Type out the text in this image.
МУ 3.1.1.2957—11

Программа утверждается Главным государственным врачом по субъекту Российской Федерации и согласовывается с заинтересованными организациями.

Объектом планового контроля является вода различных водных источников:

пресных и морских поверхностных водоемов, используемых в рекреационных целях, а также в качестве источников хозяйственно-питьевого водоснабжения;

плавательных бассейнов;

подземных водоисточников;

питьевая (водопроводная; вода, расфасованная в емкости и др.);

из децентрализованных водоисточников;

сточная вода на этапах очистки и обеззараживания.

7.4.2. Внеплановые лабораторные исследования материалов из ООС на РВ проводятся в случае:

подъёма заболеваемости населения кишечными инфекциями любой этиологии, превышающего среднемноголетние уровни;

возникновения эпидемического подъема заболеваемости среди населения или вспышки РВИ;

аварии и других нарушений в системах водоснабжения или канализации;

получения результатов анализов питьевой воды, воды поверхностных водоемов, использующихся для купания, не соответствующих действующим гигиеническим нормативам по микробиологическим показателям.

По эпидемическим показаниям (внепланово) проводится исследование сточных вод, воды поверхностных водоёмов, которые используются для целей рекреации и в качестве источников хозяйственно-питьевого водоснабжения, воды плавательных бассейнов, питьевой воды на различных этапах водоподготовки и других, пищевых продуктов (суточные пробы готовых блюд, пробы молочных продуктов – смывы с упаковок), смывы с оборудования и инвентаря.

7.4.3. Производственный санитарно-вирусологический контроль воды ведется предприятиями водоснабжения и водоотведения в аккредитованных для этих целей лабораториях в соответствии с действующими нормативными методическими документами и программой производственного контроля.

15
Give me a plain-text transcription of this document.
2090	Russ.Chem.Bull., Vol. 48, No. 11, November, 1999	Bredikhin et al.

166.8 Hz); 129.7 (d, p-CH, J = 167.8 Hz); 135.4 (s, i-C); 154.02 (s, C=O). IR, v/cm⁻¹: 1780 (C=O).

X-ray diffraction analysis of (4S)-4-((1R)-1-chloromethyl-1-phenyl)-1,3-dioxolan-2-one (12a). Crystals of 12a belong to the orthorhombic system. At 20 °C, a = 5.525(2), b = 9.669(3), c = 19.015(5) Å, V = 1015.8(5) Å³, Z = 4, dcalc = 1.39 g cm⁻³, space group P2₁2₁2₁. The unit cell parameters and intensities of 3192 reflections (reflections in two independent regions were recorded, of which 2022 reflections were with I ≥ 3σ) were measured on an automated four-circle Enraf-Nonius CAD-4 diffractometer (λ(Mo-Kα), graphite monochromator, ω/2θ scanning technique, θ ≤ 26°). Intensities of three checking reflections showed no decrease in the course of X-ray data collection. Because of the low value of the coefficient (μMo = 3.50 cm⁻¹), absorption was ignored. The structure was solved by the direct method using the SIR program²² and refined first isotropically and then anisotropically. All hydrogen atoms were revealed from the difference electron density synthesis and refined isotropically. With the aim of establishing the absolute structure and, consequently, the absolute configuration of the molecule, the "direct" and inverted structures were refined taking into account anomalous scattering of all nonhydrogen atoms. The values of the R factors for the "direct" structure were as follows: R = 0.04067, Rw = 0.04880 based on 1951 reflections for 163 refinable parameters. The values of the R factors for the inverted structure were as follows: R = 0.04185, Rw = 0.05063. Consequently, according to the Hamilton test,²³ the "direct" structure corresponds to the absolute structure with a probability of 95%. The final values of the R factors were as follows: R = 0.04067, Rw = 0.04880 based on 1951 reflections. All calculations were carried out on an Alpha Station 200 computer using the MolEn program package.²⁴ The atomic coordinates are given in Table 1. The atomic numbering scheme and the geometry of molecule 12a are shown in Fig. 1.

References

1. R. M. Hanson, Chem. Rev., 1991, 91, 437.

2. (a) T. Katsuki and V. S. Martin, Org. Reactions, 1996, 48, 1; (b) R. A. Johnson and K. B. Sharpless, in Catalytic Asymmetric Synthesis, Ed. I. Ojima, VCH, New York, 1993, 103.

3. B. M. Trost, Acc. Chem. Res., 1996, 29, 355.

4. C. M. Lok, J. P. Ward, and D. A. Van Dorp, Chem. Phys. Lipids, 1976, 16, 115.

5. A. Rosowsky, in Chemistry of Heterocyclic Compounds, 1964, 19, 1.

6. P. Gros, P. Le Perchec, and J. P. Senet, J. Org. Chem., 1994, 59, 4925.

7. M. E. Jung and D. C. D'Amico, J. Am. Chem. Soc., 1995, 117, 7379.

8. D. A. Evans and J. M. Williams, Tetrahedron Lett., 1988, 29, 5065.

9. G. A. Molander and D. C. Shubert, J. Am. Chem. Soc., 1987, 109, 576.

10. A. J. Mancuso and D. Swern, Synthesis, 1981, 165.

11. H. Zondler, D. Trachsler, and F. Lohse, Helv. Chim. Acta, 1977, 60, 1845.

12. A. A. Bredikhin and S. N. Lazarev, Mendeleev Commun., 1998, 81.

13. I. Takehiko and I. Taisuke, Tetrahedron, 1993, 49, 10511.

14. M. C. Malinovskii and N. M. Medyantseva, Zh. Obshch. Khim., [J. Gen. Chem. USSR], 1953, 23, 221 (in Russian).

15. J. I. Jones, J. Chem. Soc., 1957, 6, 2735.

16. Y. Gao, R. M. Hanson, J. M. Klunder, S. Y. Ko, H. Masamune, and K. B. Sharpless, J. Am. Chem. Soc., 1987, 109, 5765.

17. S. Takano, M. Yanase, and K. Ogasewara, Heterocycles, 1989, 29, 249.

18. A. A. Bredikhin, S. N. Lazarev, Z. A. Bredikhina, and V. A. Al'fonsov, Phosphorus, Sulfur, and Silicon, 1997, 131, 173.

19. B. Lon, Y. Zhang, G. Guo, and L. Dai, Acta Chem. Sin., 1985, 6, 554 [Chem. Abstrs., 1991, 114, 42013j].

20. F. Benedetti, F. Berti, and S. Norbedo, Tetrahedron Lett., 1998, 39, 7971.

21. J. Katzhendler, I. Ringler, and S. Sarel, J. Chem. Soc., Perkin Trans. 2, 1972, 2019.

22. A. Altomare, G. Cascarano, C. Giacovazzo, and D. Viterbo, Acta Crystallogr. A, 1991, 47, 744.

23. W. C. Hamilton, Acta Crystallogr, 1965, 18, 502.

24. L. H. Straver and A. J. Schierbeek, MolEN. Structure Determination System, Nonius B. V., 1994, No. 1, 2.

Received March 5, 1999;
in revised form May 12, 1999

Prompt:
Select and copy every line of the listing with the word "питьевого".

Worked solution:
пресных и морских поверхностных водоемов, используемых в рекреационных целях, а также в качестве источников хозяйственно-питьевого водоснабжения;
По эпидемическим показаниям (внепланово) проводится исследование сточных вод, воды поверхностных водоёмов, которые используются для целей рекреации и в качестве источников хозяйственно-питьевого водоснабжения, воды плавательных бассейнов, питьевой воды на различных этапах водоподготовки и других, пищевых продуктов (суточные пробы готовых блюд, пробы молочных продуктов – смывы с упаковок), смывы с оборудования и инвентаря.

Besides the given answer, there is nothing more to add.